Retype the entire listing, keeping every word as it is.

····················

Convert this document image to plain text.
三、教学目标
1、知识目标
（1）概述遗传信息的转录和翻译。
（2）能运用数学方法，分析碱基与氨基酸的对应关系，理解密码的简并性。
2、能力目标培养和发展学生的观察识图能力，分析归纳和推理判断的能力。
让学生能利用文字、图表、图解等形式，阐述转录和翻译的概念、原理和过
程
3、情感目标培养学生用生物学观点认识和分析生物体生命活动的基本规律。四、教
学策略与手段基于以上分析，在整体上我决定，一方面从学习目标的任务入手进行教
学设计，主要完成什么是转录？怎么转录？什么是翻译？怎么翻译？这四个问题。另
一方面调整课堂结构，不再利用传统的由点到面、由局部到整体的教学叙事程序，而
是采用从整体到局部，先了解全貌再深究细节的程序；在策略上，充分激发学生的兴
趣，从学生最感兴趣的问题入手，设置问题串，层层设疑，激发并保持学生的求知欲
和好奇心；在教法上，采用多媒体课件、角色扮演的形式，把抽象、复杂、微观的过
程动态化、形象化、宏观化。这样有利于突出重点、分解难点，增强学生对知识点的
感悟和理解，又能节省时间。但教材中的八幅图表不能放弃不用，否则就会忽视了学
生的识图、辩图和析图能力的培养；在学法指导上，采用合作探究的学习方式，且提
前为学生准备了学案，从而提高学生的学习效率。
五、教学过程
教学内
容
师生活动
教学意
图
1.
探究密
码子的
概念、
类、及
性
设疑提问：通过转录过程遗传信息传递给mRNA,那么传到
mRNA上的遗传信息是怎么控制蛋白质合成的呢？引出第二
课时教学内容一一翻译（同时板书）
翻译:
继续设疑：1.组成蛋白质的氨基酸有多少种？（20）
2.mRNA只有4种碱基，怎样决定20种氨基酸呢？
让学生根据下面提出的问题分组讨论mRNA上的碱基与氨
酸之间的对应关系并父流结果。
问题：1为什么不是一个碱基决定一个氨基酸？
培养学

····················

- [EXERCISE SOLUTION]
Convert this document image to plain text.
三、教学目标
1、知识目标
（1）概述遗传信息的转录和翻译。
（2）能运用数学方法，分析碱基与氨基酸的对应关系，理解密码的简并性。
2、能力目标培养和发展学生的观察识图能力，分析归纳和推理判断的能力。
让学生能利用文字、图表、图解等形式，阐述转录和翻译的概念、原理和过
程
3、情感目标培养学生用生物学观点认识和分析生物体生命活动的基本规律。四、教
学策略与手段基于以上分析，在整体上我决定，一方面从学习目标的任务入手进行教
学设计，主要完成什么是转录？怎么转录？什么是翻译？怎么翻译？这四个问题。另
一方面调整课堂结构，不再利用传统的由点到面、由局部到整体的教学叙事程序，而
是采用从整体到局部，先了解全貌再深究细节的程序；在策略上，充分激发学生的兴
趣，从学生最感兴趣的问题入手，设置问题串，层层设疑，激发并保持学生的求知欲
和好奇心；在教法上，采用多媒体课件、角色扮演的形式，把抽象、复杂、微观的过
程动态化、形象化、宏观化。这样有利于突出重点、分解难点，增强学生对知识点的
感悟和理解，又能节省时间。但教材中的八幅图表不能放弃不用，否则就会忽视了学
生的识图、辩图和析图能力的培养；在学法指导上，采用合作探究的学习方式，且提
前为学生准备了学案，从而提高学生的学习效率。
五、教学过程
教学内
容
师生活动
教学意
图
1.
探究密
码子的
概念、
类、及
性
设疑提问：通过转录过程遗传信息传递给mRNA,那么传到
mRNA上的遗传信息是怎么控制蛋白质合成的呢？引出第二
课时教学内容一一翻译（同时板书）
翻译:
继续设疑：1.组成蛋白质的氨基酸有多少种？（20）
2.mRNA只有4种碱基，怎样决定20种氨基酸呢？
让学生根据下面提出的问题分组讨论mRNA上的碱基与氨
酸之间的对应关系并父流结果。
问题：1为什么不是一个碱基决定一个氨基酸？
培养学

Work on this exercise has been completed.